Combining RPI Philosophy With Efficiency Rankings, With a Bracket Projection

Combining RPI Philosophy With Efficiency Rankings, With a Bracket Projection


Combining RPI Philosophy With Efficiency Rankings, With a Bracket Projection

I have industriously criticized the RPI in the last week, and since then, there has been plenty of good discussion on the topic. Matt Norlander had this post on how to rank teams, combining several rankings systems. Seth Davis joined Norlander on the CBS podcast to discuss the RPI among other things, after writing about the RPI earlier in the week. Oh, and of course, there was John Gasaway’s tremendous piece on the history of the RPI and the man who developed it.

I thought Gasaway had a great observation.

The paradox of Van Valkenburg’s handiwork is that by formulating a metric that eschews any knowledge whatsoever of points scored, he in fact created the perfect conditions under which scoring margin, adjusted for strength of schedule, could and has become a surpassingly powerful evaluative tool. But those of us who use that tool should acknowledge the analytic free ride we’ve been given, courtesy of Van Valkenburg. The stats we’re able to deploy in 2012 are great at evaluating teams — but the only teams we’ve ever been able to evaluate have been ones striving to look good to Jim Van Valkenburg, and not to us.

= Stated goal 1 =
Reproduce the entries word for word, starting with the line that contains "156, 713, 206]" and going on through the line that contains "2391, 803, 2560]".
The entries below have no connection to the RPI article.

= Records supplied =
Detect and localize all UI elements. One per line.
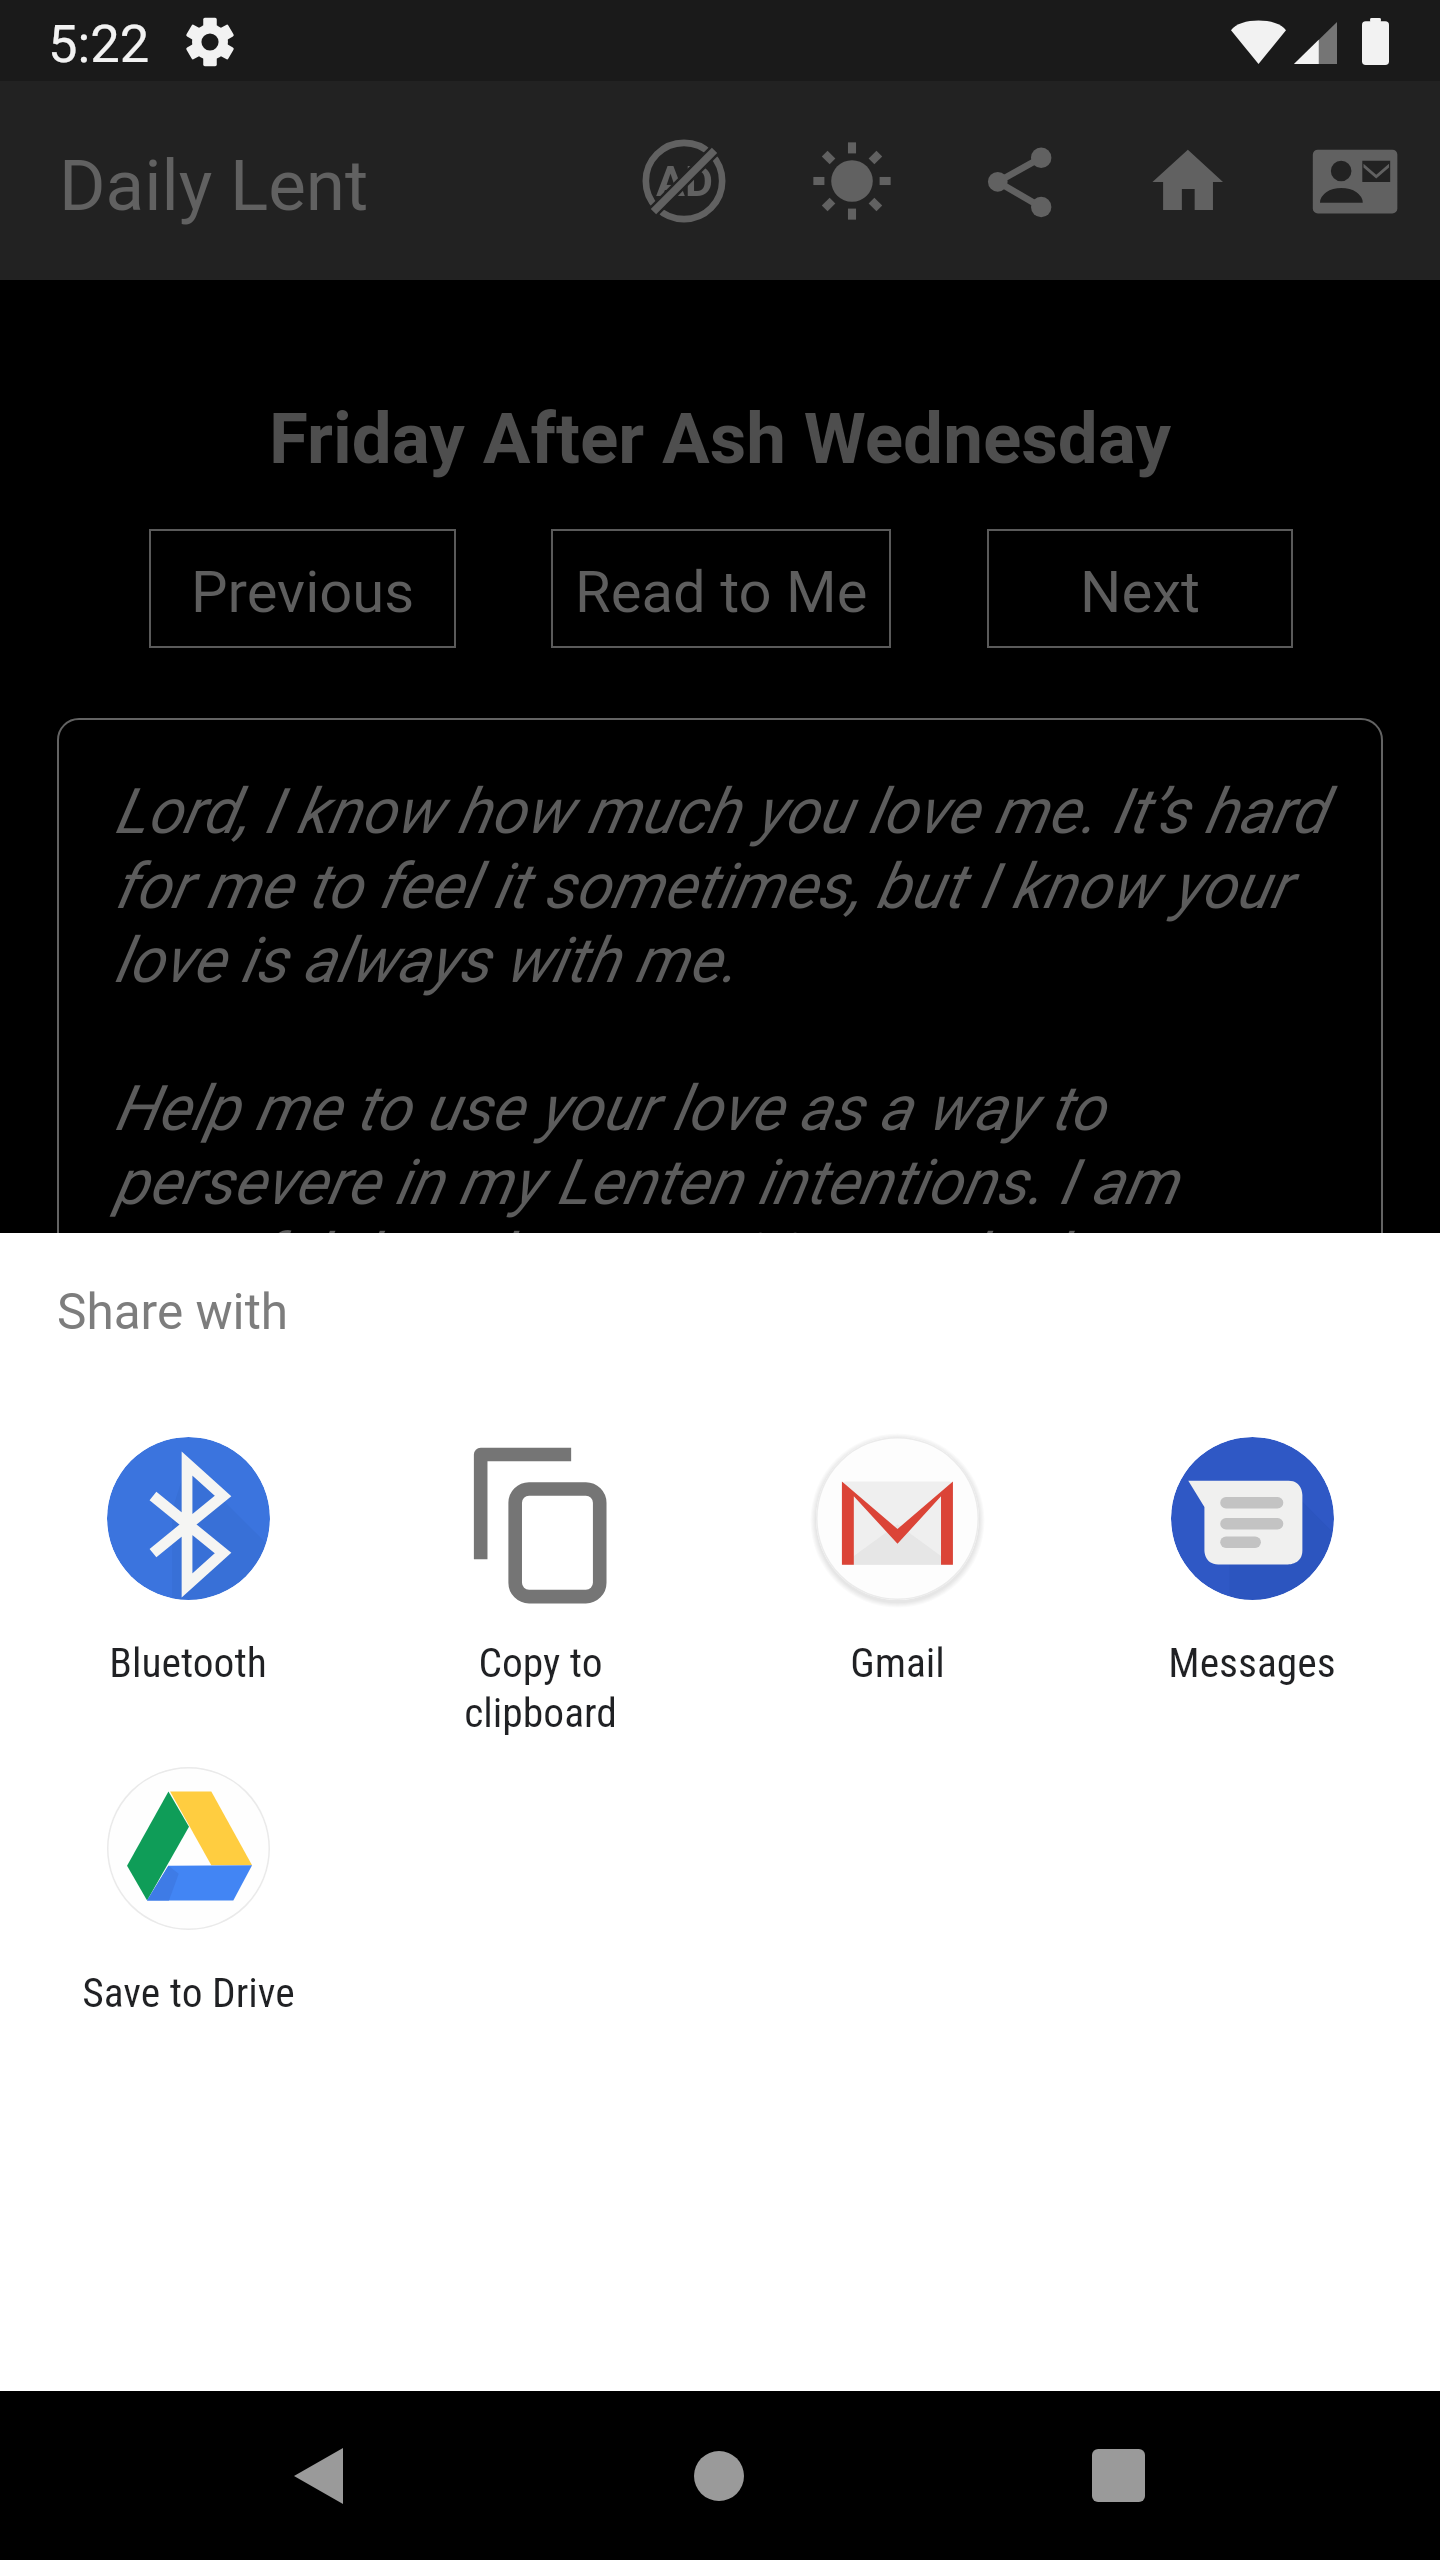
staticText: AD	[656, 156, 713, 206]
staticText: Read to Me	[575, 558, 868, 626]
button[interactable]: Bluetooth	[23, 1437, 353, 1687]
staticText: Copy to clipboard	[464, 1638, 617, 1737]
button[interactable]: Remove ads	[604, 81, 764, 280]
staticText: Daily Lent	[59, 144, 369, 227]
staticText: Previous	[191, 558, 415, 626]
button[interactable]: Read to Me	[551, 529, 891, 648]
staticText: Lord, I know how much you love me. It’s …	[114, 775, 1364, 1293]
staticText: Next	[1080, 558, 1200, 626]
button[interactable]: Recents	[1034, 2391, 1202, 2560]
button[interactable]: Next	[987, 529, 1293, 648]
button[interactable]: Home	[1105, 81, 1265, 280]
button[interactable]: Save to Drive	[23, 1767, 353, 2017]
button[interactable]: Previous	[149, 529, 456, 648]
staticText: Messages	[1168, 1638, 1336, 1687]
staticText: Save to Drive	[82, 1968, 295, 2017]
button[interactable]: Contacts	[1272, 81, 1432, 280]
staticText: Bluetooth	[109, 1638, 267, 1687]
staticText: Gmail	[850, 1638, 945, 1687]
button[interactable]: Share	[937, 81, 1097, 280]
button[interactable]: Gmail	[732, 1437, 1062, 1687]
button[interactable]: Copy to clipboard	[375, 1437, 705, 1737]
staticText: Friday After Ash Wednesday	[0, 397, 1440, 480]
staticText: Share with	[57, 1283, 289, 1341]
button[interactable]: Brightness	[772, 81, 932, 280]
button[interactable]: Back	[234, 2391, 402, 2560]
button[interactable]: Home	[635, 2391, 803, 2560]
staticText: 5:22	[48, 13, 150, 75]
button[interactable]: Messages	[1087, 1437, 1417, 1687]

= Stated goal 2 =
Write out the RPI article word for word, starting with "The paradox of" and going on through "and not to us.".

= Solution 1 =
staticText: AD	[656, 156, 713, 206]
staticText: Read to Me	[575, 558, 868, 626]
button[interactable]: Bluetooth	[23, 1437, 353, 1687]
staticText: Copy to clipboard	[464, 1638, 617, 1737]
button[interactable]: Remove ads	[604, 81, 764, 280]
staticText: Daily Lent	[59, 144, 369, 227]
staticText: Previous	[191, 558, 415, 626]
button[interactable]: Read to Me	[551, 529, 891, 648]
staticText: Lord, I know how much you love me. It’s …	[114, 775, 1364, 1293]
staticText: Next	[1080, 558, 1200, 626]
button[interactable]: Recents	[1034, 2391, 1202, 2560]
button[interactable]: Next	[987, 529, 1293, 648]
button[interactable]: Home	[1105, 81, 1265, 280]
button[interactable]: Save to Drive	[23, 1767, 353, 2017]
button[interactable]: Previous	[149, 529, 456, 648]
staticText: Messages	[1168, 1638, 1336, 1687]
staticText: Save to Drive	[82, 1968, 295, 2017]
button[interactable]: Contacts	[1272, 81, 1432, 280]
staticText: Bluetooth	[109, 1638, 267, 1687]
staticText: Gmail	[850, 1638, 945, 1687]
button[interactable]: Share	[937, 81, 1097, 280]
button[interactable]: Gmail	[732, 1437, 1062, 1687]
button[interactable]: Copy to clipboard	[375, 1437, 705, 1737]
staticText: Friday After Ash Wednesday	[0, 397, 1440, 480]
staticText: Share with	[57, 1283, 289, 1341]
button[interactable]: Brightness	[772, 81, 932, 280]
button[interactable]: Back	[234, 2391, 402, 2560]
button[interactable]: Home	[635, 2391, 803, 2560]

= Solution 2 =
The paradox of Van Valkenburg’s handiwork is that by formulating a metric that eschews any knowledge whatsoever of points scored, he in fact created the perfect conditions under which scoring margin, adjusted for strength of schedule, could and has become a surpassingly powerful evaluative tool. But those of us who use that tool should acknowledge the analytic free ride we’ve been given, courtesy of Van Valkenburg. The stats we’re able to deploy in 2012 are great at evaluating teams — but the only teams we’ve ever been able to evaluate have been ones striving to look good to Jim Van Valkenburg, and not to us.